◆ Given request:
Reproduce all of the data word for word.

BEGIN Dataset records

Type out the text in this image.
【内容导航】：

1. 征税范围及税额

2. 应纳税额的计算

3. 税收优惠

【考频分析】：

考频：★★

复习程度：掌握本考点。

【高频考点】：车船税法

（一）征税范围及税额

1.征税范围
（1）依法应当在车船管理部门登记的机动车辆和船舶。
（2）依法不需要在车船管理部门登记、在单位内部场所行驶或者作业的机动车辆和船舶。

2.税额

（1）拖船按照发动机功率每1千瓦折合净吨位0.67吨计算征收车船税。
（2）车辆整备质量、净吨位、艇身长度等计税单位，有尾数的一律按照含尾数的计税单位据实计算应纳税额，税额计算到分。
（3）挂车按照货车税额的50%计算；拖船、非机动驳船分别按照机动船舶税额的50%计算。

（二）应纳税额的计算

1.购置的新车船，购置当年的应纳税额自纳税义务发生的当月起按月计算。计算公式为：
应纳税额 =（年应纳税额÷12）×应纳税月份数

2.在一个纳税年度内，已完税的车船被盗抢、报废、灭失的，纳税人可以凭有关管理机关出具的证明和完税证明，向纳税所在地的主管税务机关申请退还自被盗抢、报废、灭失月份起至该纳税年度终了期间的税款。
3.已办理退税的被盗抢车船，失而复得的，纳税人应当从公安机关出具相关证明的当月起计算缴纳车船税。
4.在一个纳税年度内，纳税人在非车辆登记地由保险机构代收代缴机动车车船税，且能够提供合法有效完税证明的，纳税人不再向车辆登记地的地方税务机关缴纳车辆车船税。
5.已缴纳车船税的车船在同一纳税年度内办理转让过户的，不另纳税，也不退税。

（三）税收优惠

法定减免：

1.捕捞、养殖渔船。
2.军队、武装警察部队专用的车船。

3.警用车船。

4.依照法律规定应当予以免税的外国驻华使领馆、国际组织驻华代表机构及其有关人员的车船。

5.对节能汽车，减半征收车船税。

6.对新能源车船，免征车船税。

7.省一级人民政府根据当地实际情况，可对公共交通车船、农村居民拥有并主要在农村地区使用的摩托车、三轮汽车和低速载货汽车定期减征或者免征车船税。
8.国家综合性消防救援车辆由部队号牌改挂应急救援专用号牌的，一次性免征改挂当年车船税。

END Dataset records

◆ Task result:
Type out the text in this image.
【内容导航】：

1. 征税范围及税额

2. 应纳税额的计算

3. 税收优惠

【考频分析】：

考频：★★

复习程度：掌握本考点。

【高频考点】：车船税法

（一）征税范围及税额

1.征税范围
（1）依法应当在车船管理部门登记的机动车辆和船舶。
（2）依法不需要在车船管理部门登记、在单位内部场所行驶或者作业的机动车辆和船舶。

2.税额

（1）拖船按照发动机功率每1千瓦折合净吨位0.67吨计算征收车船税。
（2）车辆整备质量、净吨位、艇身长度等计税单位，有尾数的一律按照含尾数的计税单位据实计算应纳税额，税额计算到分。
（3）挂车按照货车税额的50%计算；拖船、非机动驳船分别按照机动船舶税额的50%计算。

（二）应纳税额的计算

1.购置的新车船，购置当年的应纳税额自纳税义务发生的当月起按月计算。计算公式为：
应纳税额 =（年应纳税额÷12）×应纳税月份数

2.在一个纳税年度内，已完税的车船被盗抢、报废、灭失的，纳税人可以凭有关管理机关出具的证明和完税证明，向纳税所在地的主管税务机关申请退还自被盗抢、报废、灭失月份起至该纳税年度终了期间的税款。
3.已办理退税的被盗抢车船，失而复得的，纳税人应当从公安机关出具相关证明的当月起计算缴纳车船税。
4.在一个纳税年度内，纳税人在非车辆登记地由保险机构代收代缴机动车车船税，且能够提供合法有效完税证明的，纳税人不再向车辆登记地的地方税务机关缴纳车辆车船税。
5.已缴纳车船税的车船在同一纳税年度内办理转让过户的，不另纳税，也不退税。

（三）税收优惠

法定减免：

1.捕捞、养殖渔船。
2.军队、武装警察部队专用的车船。

3.警用车船。

4.依照法律规定应当予以免税的外国驻华使领馆、国际组织驻华代表机构及其有关人员的车船。

5.对节能汽车，减半征收车船税。

6.对新能源车船，免征车船税。

7.省一级人民政府根据当地实际情况，可对公共交通车船、农村居民拥有并主要在农村地区使用的摩托车、三轮汽车和低速载货汽车定期减征或者免征车船税。
8.国家综合性消防救援车辆由部队号牌改挂应急救援专用号牌的，一次性免征改挂当年车船税。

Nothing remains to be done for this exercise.